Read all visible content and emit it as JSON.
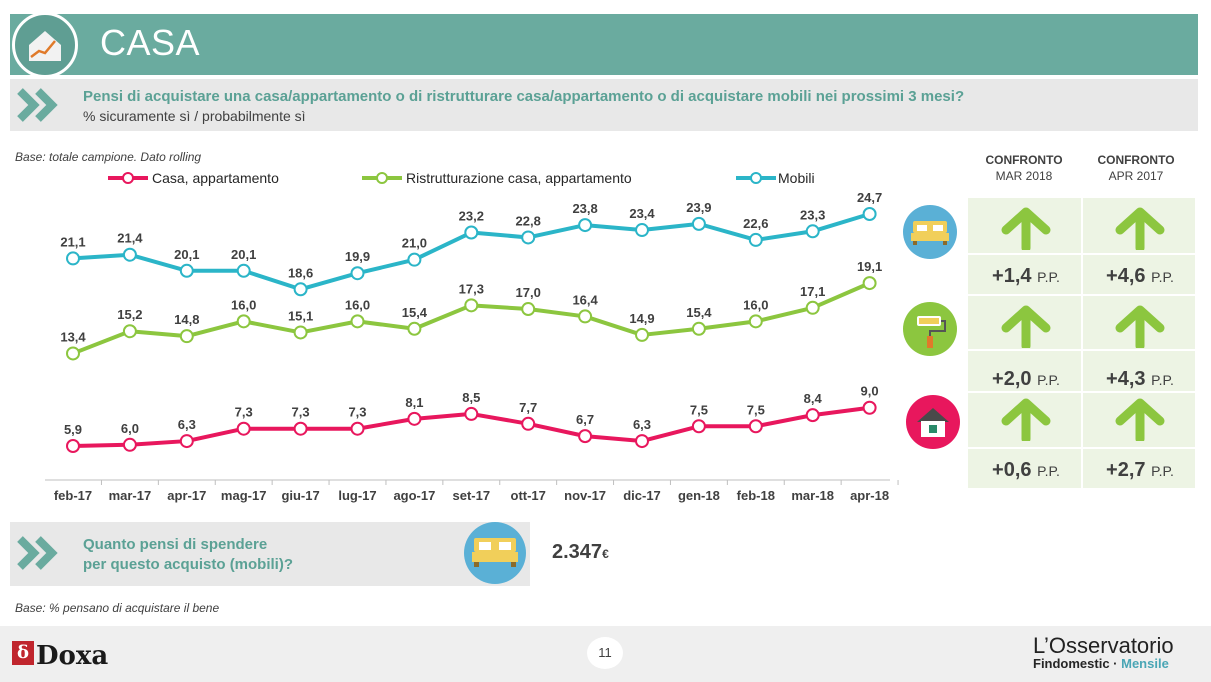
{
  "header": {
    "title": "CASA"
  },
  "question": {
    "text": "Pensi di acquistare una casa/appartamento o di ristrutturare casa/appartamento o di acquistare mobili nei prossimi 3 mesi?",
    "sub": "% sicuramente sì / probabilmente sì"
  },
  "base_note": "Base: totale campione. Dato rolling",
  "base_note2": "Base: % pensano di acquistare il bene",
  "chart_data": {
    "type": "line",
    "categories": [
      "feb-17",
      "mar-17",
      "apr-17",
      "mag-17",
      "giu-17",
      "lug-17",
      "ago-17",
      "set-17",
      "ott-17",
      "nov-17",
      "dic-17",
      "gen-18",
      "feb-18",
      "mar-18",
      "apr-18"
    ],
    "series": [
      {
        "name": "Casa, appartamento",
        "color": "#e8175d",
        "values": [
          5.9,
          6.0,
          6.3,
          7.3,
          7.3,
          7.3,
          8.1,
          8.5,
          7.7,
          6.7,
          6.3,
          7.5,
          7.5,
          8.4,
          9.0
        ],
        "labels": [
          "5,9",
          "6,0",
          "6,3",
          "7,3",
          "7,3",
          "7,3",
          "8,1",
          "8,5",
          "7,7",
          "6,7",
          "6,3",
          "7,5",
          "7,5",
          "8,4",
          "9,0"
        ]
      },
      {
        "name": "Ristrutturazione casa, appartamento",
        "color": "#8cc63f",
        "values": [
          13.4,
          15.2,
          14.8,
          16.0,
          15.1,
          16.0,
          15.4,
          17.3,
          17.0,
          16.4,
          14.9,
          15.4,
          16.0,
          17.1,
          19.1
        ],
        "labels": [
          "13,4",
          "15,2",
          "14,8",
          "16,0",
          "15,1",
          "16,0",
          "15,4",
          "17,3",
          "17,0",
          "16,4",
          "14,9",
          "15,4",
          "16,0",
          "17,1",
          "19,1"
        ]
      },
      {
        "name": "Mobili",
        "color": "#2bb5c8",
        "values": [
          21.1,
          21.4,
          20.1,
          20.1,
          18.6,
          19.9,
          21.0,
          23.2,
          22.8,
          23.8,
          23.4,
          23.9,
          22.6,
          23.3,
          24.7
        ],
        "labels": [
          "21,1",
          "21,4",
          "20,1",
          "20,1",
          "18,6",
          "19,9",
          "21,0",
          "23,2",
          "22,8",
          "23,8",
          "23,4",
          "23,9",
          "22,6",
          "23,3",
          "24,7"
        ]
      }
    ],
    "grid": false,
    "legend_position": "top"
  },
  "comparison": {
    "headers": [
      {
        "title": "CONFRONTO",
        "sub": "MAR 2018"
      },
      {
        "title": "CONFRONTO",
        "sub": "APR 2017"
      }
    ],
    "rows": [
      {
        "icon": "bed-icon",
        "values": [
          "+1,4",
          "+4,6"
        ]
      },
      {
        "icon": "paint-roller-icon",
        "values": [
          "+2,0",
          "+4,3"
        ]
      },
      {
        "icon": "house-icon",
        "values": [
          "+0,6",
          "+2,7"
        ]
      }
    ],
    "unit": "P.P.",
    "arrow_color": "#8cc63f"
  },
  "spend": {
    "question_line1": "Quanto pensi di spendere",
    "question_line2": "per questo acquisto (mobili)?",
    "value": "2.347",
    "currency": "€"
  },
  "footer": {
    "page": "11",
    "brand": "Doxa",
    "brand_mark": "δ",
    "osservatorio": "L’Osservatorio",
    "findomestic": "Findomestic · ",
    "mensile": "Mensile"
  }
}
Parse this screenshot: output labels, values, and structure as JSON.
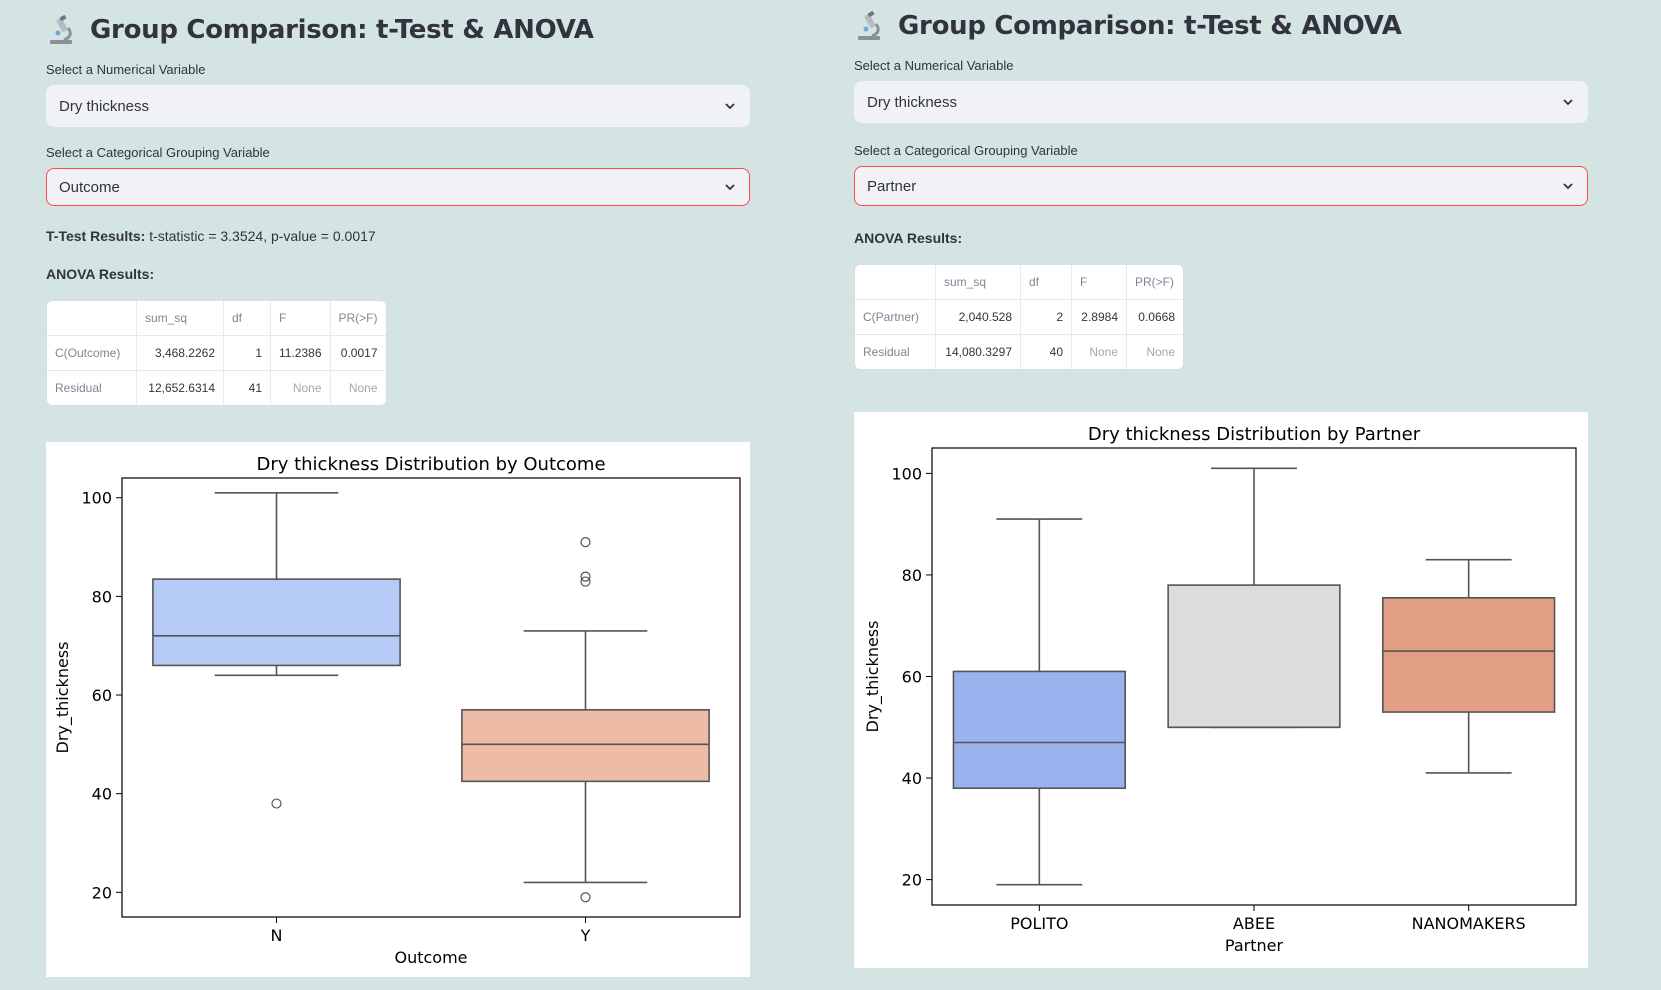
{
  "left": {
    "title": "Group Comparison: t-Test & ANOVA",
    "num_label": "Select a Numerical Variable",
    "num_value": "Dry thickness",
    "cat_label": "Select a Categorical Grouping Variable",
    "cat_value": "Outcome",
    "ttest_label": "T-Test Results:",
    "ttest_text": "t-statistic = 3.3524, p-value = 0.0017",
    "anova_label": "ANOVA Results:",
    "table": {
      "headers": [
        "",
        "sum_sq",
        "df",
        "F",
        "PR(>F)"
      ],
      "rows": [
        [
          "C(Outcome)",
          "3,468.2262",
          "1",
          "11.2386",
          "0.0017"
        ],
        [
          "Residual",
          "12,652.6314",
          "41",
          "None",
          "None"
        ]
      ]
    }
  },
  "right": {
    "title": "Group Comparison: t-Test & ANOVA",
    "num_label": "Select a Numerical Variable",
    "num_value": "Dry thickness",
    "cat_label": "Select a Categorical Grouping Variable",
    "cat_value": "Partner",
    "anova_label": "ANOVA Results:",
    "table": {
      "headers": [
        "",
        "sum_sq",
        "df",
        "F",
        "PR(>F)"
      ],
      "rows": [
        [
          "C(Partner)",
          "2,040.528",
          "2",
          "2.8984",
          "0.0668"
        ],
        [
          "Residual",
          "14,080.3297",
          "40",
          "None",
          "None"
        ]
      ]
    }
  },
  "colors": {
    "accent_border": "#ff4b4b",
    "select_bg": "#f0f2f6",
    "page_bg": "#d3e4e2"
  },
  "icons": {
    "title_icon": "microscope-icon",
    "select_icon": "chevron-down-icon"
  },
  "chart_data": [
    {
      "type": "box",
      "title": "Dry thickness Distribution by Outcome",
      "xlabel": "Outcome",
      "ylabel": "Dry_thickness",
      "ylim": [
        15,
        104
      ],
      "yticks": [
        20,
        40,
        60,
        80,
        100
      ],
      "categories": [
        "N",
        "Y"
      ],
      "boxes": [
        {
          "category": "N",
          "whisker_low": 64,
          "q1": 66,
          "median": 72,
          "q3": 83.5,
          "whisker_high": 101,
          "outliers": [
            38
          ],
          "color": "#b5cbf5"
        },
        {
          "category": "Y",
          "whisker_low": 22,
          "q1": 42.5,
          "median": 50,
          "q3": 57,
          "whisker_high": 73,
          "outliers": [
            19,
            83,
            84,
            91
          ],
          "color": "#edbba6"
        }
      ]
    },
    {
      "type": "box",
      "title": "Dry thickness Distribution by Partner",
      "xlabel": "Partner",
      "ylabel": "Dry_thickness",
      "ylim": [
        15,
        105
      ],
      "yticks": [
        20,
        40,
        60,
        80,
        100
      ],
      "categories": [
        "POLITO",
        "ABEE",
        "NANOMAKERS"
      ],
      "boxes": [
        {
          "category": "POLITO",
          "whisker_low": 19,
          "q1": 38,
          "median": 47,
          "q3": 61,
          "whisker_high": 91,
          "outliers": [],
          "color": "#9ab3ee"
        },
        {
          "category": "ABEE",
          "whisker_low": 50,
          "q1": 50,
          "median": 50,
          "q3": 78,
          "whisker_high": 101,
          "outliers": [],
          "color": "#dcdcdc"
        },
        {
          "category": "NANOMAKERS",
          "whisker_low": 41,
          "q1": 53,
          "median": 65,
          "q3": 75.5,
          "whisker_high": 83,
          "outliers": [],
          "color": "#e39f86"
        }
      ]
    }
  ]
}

....

Problem statement
Copy out every line of the material above exactly, skipping the pictures.

Task answer
Read all visible content and emit it as JSON.
{
  "header": {
    "title": "CASA"
  },
  "question": {
    "text": "Pensi di acquistare una casa/appartamento o di ristrutturare casa/appartamento o di acquistare mobili nei prossimi 3 mesi?",
    "sub": "% sicuramente sì / probabilmente sì"
  },
  "base_note": "Base: totale campione. Dato rolling",
  "base_note2": "Base: % pensano di acquistare il bene",
  "chart_data": {
    "type": "line",
    "categories": [
      "feb-17",
      "mar-17",
      "apr-17",
      "mag-17",
      "giu-17",
      "lug-17",
      "ago-17",
      "set-17",
      "ott-17",
      "nov-17",
      "dic-17",
      "gen-18",
      "feb-18",
      "mar-18",
      "apr-18"
    ],
    "series": [
      {
        "name": "Casa, appartamento",
        "color": "#e8175d",
        "values": [
          5.9,
          6.0,
          6.3,
          7.3,
          7.3,
          7.3,
          8.1,
          8.5,
          7.7,
          6.7,
          6.3,
          7.5,
          7.5,
          8.4,
          9.0
        ],
        "labels": [
          "5,9",
          "6,0",
          "6,3",
          "7,3",
          "7,3",
          "7,3",
          "8,1",
          "8,5",
          "7,7",
          "6,7",
          "6,3",
          "7,5",
          "7,5",
          "8,4",
          "9,0"
        ]
      },
      {
        "name": "Ristrutturazione casa, appartamento",
        "color": "#8cc63f",
        "values": [
          13.4,
          15.2,
          14.8,
          16.0,
          15.1,
          16.0,
          15.4,
          17.3,
          17.0,
          16.4,
          14.9,
          15.4,
          16.0,
          17.1,
          19.1
        ],
        "labels": [
          "13,4",
          "15,2",
          "14,8",
          "16,0",
          "15,1",
          "16,0",
          "15,4",
          "17,3",
          "17,0",
          "16,4",
          "14,9",
          "15,4",
          "16,0",
          "17,1",
          "19,1"
        ]
      },
      {
        "name": "Mobili",
        "color": "#2bb5c8",
        "values": [
          21.1,
          21.4,
          20.1,
          20.1,
          18.6,
          19.9,
          21.0,
          23.2,
          22.8,
          23.8,
          23.4,
          23.9,
          22.6,
          23.3,
          24.7
        ],
        "labels": [
          "21,1",
          "21,4",
          "20,1",
          "20,1",
          "18,6",
          "19,9",
          "21,0",
          "23,2",
          "22,8",
          "23,8",
          "23,4",
          "23,9",
          "22,6",
          "23,3",
          "24,7"
        ]
      }
    ],
    "grid": false,
    "legend_position": "top"
  },
  "comparison": {
    "headers": [
      {
        "title": "CONFRONTO",
        "sub": "MAR 2018"
      },
      {
        "title": "CONFRONTO",
        "sub": "APR 2017"
      }
    ],
    "rows": [
      {
        "icon": "bed-icon",
        "values": [
          "+1,4",
          "+4,6"
        ]
      },
      {
        "icon": "paint-roller-icon",
        "values": [
          "+2,0",
          "+4,3"
        ]
      },
      {
        "icon": "house-icon",
        "values": [
          "+0,6",
          "+2,7"
        ]
      }
    ],
    "unit": "P.P.",
    "arrow_color": "#8cc63f"
  },
  "spend": {
    "question_line1": "Quanto pensi di spendere",
    "question_line2": "per questo acquisto (mobili)?",
    "value": "2.347",
    "currency": "€"
  },
  "footer": {
    "page": "11",
    "brand": "Doxa",
    "brand_mark": "δ",
    "osservatorio": "L’Osservatorio",
    "findomestic": "Findomestic · ",
    "mensile": "Mensile"
  }
}
Parse this screenshot: output labels, values, and structure as JSON.
{
  "left": {
    "title": "Group Comparison: t-Test & ANOVA",
    "num_label": "Select a Numerical Variable",
    "num_value": "Dry thickness",
    "cat_label": "Select a Categorical Grouping Variable",
    "cat_value": "Outcome",
    "ttest_label": "T-Test Results:",
    "ttest_text": "t-statistic = 3.3524, p-value = 0.0017",
    "anova_label": "ANOVA Results:",
    "table": {
      "headers": [
        "",
        "sum_sq",
        "df",
        "F",
        "PR(>F)"
      ],
      "rows": [
        [
          "C(Outcome)",
          "3,468.2262",
          "1",
          "11.2386",
          "0.0017"
        ],
        [
          "Residual",
          "12,652.6314",
          "41",
          "None",
          "None"
        ]
      ]
    }
  },
  "right": {
    "title": "Group Comparison: t-Test & ANOVA",
    "num_label": "Select a Numerical Variable",
    "num_value": "Dry thickness",
    "cat_label": "Select a Categorical Grouping Variable",
    "cat_value": "Partner",
    "anova_label": "ANOVA Results:",
    "table": {
      "headers": [
        "",
        "sum_sq",
        "df",
        "F",
        "PR(>F)"
      ],
      "rows": [
        [
          "C(Partner)",
          "2,040.528",
          "2",
          "2.8984",
          "0.0668"
        ],
        [
          "Residual",
          "14,080.3297",
          "40",
          "None",
          "None"
        ]
      ]
    }
  },
  "colors": {
    "accent_border": "#ff4b4b",
    "select_bg": "#f0f2f6",
    "page_bg": "#d3e4e2"
  },
  "icons": {
    "title_icon": "microscope-icon",
    "select_icon": "chevron-down-icon"
  },
  "chart_data": [
    {
      "type": "box",
      "title": "Dry thickness Distribution by Outcome",
      "xlabel": "Outcome",
      "ylabel": "Dry_thickness",
      "ylim": [
        15,
        104
      ],
      "yticks": [
        20,
        40,
        60,
        80,
        100
      ],
      "categories": [
        "N",
        "Y"
      ],
      "boxes": [
        {
          "category": "N",
          "whisker_low": 64,
          "q1": 66,
          "median": 72,
          "q3": 83.5,
          "whisker_high": 101,
          "outliers": [
            38
          ],
          "color": "#b5cbf5"
        },
        {
          "category": "Y",
          "whisker_low": 22,
          "q1": 42.5,
          "median": 50,
          "q3": 57,
          "whisker_high": 73,
          "outliers": [
            19,
            83,
            84,
            91
          ],
          "color": "#edbba6"
        }
      ]
    },
    {
      "type": "box",
      "title": "Dry thickness Distribution by Partner",
      "xlabel": "Partner",
      "ylabel": "Dry_thickness",
      "ylim": [
        15,
        105
      ],
      "yticks": [
        20,
        40,
        60,
        80,
        100
      ],
      "categories": [
        "POLITO",
        "ABEE",
        "NANOMAKERS"
      ],
      "boxes": [
        {
          "category": "POLITO",
          "whisker_low": 19,
          "q1": 38,
          "median": 47,
          "q3": 61,
          "whisker_high": 91,
          "outliers": [],
          "color": "#9ab3ee"
        },
        {
          "category": "ABEE",
          "whisker_low": 50,
          "q1": 50,
          "median": 50,
          "q3": 78,
          "whisker_high": 101,
          "outliers": [],
          "color": "#dcdcdc"
        },
        {
          "category": "NANOMAKERS",
          "whisker_low": 41,
          "q1": 53,
          "median": 65,
          "q3": 75.5,
          "whisker_high": 83,
          "outliers": [],
          "color": "#e39f86"
        }
      ]
    }
  ]
}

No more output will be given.